* START Data *

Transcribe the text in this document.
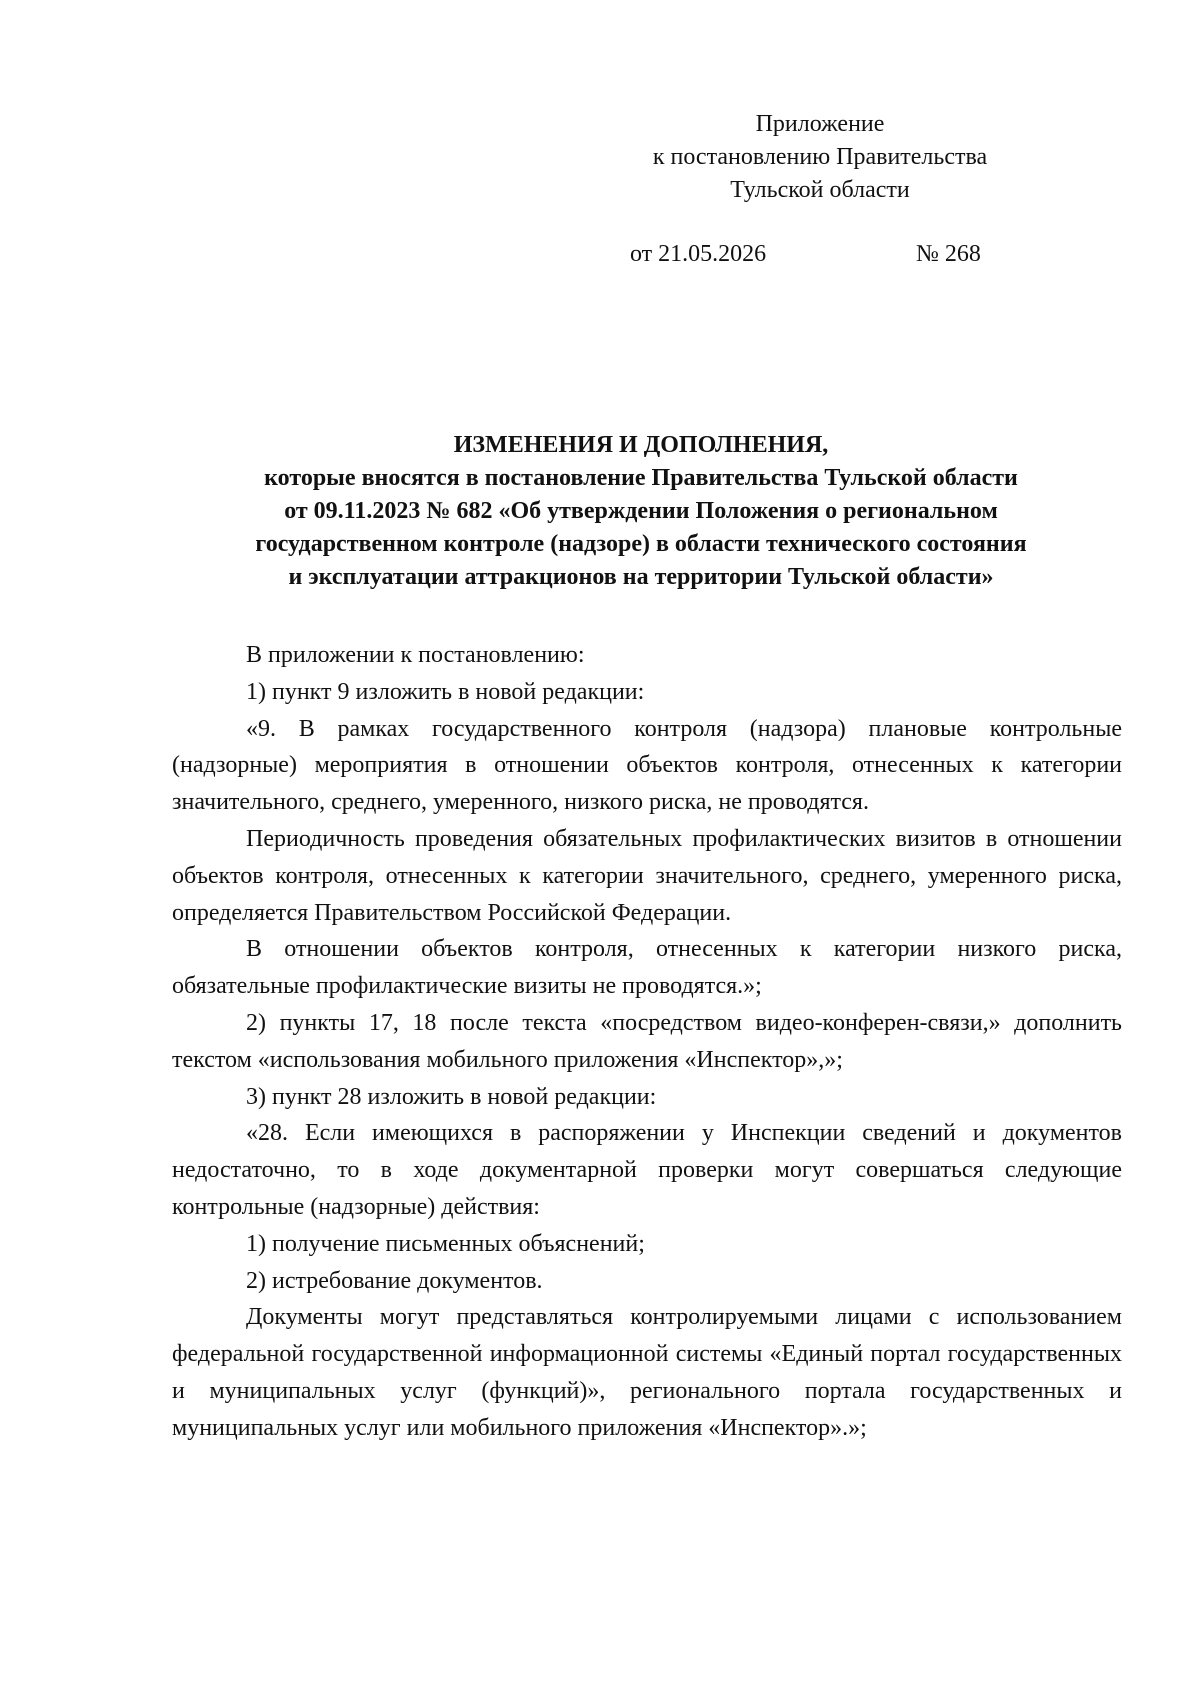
Приложение
к постановлению Правительства
Тульской области
от 21.05.2026	№ 268
ИЗМЕНЕНИЯ И ДОПОЛНЕНИЯ,
которые вносятся в постановление Правительства Тульской области
от 09.11.2023 № 682 «Об утверждении Положения о региональном
государственном контроле (надзоре) в области технического состояния
и эксплуатации аттракционов на территории Тульской области»

В приложении к постановлению:

1) пункт 9 изложить в новой редакции:

«9. В рамках государственного контроля (надзора) плановые контрольные (надзорные) мероприятия в отношении объектов контроля, отнесенных к категории значительного, среднего, умеренного, низкого риска, не проводятся.

Периодичность проведения обязательных профилактических визитов в отношении объектов контроля, отнесенных к категории значительного, среднего, умеренного риска, определяется Правительством Российской Федерации.

В отношении объектов контроля, отнесенных к категории низкого риска, обязательные профилактические визиты не проводятся.»;

2) пункты 17, 18 после текста «посредством видео-конферен-связи,» дополнить текстом «использования мобильного приложения «Инспектор»,»;

3) пункт 28 изложить в новой редакции:

«28. Если имеющихся в распоряжении у Инспекции сведений и документов недостаточно, то в ходе документарной проверки могут совершаться следующие контрольные (надзорные) действия:

1) получение письменных объяснений;

2) истребование документов.

Документы могут представляться контролируемыми лицами с использованием федеральной государственной информационной системы «Единый портал государственных и муниципальных услуг (функций)», регионального портала государственных и муниципальных услуг или мобильного приложения «Инспектор».»;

* END Data *

> _Your task_:
What is the number of lines that contain "отнесенных"? Reply with that number alone.

> _Response to this task_:
3